_WHAT IS BEING ASKED_.
Output the records exactly. Include every line.

_DATA PROVIDED_.
※
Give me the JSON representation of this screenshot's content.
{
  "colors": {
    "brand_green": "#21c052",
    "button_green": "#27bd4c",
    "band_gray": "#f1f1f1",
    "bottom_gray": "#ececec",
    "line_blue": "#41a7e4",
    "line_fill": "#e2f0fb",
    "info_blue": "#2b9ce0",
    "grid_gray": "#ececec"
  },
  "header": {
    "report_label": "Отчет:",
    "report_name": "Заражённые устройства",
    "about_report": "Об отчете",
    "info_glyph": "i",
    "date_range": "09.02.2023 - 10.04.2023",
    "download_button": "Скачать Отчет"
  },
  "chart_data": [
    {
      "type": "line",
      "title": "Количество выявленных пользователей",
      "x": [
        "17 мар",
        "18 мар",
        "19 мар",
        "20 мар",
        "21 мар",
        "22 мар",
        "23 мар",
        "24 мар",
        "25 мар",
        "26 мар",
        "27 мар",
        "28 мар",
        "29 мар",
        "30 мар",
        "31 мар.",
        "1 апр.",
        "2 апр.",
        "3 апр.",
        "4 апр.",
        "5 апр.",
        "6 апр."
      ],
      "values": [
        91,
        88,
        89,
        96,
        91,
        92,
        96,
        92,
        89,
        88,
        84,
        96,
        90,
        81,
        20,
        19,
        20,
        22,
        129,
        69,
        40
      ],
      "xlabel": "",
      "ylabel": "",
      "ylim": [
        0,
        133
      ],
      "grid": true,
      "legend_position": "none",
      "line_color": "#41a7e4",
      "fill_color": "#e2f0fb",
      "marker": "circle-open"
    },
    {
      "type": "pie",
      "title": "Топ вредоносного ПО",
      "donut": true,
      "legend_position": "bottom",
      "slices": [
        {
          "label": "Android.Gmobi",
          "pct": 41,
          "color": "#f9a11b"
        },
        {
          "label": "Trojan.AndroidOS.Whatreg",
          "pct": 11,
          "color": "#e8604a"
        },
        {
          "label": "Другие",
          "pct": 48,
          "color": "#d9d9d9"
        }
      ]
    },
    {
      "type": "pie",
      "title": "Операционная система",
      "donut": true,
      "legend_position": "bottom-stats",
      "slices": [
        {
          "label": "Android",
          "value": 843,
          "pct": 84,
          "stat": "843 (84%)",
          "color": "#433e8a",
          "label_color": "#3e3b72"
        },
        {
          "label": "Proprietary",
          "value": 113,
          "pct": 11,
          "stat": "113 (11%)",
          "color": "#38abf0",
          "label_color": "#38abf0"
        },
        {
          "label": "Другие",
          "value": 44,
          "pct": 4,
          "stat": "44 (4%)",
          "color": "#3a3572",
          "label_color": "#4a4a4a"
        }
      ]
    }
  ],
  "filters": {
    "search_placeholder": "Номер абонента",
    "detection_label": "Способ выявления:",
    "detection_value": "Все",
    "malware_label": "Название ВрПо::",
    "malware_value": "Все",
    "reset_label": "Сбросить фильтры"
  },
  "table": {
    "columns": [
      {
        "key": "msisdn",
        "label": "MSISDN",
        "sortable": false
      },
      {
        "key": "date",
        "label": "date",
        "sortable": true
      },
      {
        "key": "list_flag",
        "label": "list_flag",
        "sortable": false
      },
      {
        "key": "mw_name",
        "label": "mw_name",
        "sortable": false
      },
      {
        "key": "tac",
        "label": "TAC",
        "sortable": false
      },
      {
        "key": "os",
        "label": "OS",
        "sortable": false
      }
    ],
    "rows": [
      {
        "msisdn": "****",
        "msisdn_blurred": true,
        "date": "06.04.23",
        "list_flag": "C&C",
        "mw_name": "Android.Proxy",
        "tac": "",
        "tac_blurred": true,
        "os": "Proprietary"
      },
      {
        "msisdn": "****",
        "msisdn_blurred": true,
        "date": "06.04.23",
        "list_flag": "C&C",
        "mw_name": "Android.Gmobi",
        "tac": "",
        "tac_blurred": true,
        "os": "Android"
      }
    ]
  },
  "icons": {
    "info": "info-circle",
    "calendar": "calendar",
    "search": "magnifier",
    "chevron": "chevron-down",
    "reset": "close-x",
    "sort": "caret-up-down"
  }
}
※
_RESPONSE_.
Give me the JSON representation of this screenshot's content.
{
  "colors": {
    "brand_green": "#21c052",
    "button_green": "#27bd4c",
    "band_gray": "#f1f1f1",
    "bottom_gray": "#ececec",
    "line_blue": "#41a7e4",
    "line_fill": "#e2f0fb",
    "info_blue": "#2b9ce0",
    "grid_gray": "#ececec"
  },
  "header": {
    "report_label": "Отчет:",
    "report_name": "Заражённые устройства",
    "about_report": "Об отчете",
    "info_glyph": "i",
    "date_range": "09.02.2023 - 10.04.2023",
    "download_button": "Скачать Отчет"
  },
  "chart_data": [
    {
      "type": "line",
      "title": "Количество выявленных пользователей",
      "x": [
        "17 мар",
        "18 мар",
        "19 мар",
        "20 мар",
        "21 мар",
        "22 мар",
        "23 мар",
        "24 мар",
        "25 мар",
        "26 мар",
        "27 мар",
        "28 мар",
        "29 мар",
        "30 мар",
        "31 мар.",
        "1 апр.",
        "2 апр.",
        "3 апр.",
        "4 апр.",
        "5 апр.",
        "6 апр."
      ],
      "values": [
        91,
        88,
        89,
        96,
        91,
        92,
        96,
        92,
        89,
        88,
        84,
        96,
        90,
        81,
        20,
        19,
        20,
        22,
        129,
        69,
        40
      ],
      "xlabel": "",
      "ylabel": "",
      "ylim": [
        0,
        133
      ],
      "grid": true,
      "legend_position": "none",
      "line_color": "#41a7e4",
      "fill_color": "#e2f0fb",
      "marker": "circle-open"
    },
    {
      "type": "pie",
      "title": "Топ вредоносного ПО",
      "donut": true,
      "legend_position": "bottom",
      "slices": [
        {
          "label": "Android.Gmobi",
          "pct": 41,
          "color": "#f9a11b"
        },
        {
          "label": "Trojan.AndroidOS.Whatreg",
          "pct": 11,
          "color": "#e8604a"
        },
        {
          "label": "Другие",
          "pct": 48,
          "color": "#d9d9d9"
        }
      ]
    },
    {
      "type": "pie",
      "title": "Операционная система",
      "donut": true,
      "legend_position": "bottom-stats",
      "slices": [
        {
          "label": "Android",
          "value": 843,
          "pct": 84,
          "stat": "843 (84%)",
          "color": "#433e8a",
          "label_color": "#3e3b72"
        },
        {
          "label": "Proprietary",
          "value": 113,
          "pct": 11,
          "stat": "113 (11%)",
          "color": "#38abf0",
          "label_color": "#38abf0"
        },
        {
          "label": "Другие",
          "value": 44,
          "pct": 4,
          "stat": "44 (4%)",
          "color": "#3a3572",
          "label_color": "#4a4a4a"
        }
      ]
    }
  ],
  "filters": {
    "search_placeholder": "Номер абонента",
    "detection_label": "Способ выявления:",
    "detection_value": "Все",
    "malware_label": "Название ВрПо::",
    "malware_value": "Все",
    "reset_label": "Сбросить фильтры"
  },
  "table": {
    "columns": [
      {
        "key": "msisdn",
        "label": "MSISDN",
        "sortable": false
      },
      {
        "key": "date",
        "label": "date",
        "sortable": true
      },
      {
        "key": "list_flag",
        "label": "list_flag",
        "sortable": false
      },
      {
        "key": "mw_name",
        "label": "mw_name",
        "sortable": false
      },
      {
        "key": "tac",
        "label": "TAC",
        "sortable": false
      },
      {
        "key": "os",
        "label": "OS",
        "sortable": false
      }
    ],
    "rows": [
      {
        "msisdn": "****",
        "msisdn_blurred": true,
        "date": "06.04.23",
        "list_flag": "C&C",
        "mw_name": "Android.Proxy",
        "tac": "",
        "tac_blurred": true,
        "os": "Proprietary"
      },
      {
        "msisdn": "****",
        "msisdn_blurred": true,
        "date": "06.04.23",
        "list_flag": "C&C",
        "mw_name": "Android.Gmobi",
        "tac": "",
        "tac_blurred": true,
        "os": "Android"
      }
    ]
  },
  "icons": {
    "info": "info-circle",
    "calendar": "calendar",
    "search": "magnifier",
    "chevron": "chevron-down",
    "reset": "close-x",
    "sort": "caret-up-down"
  }
}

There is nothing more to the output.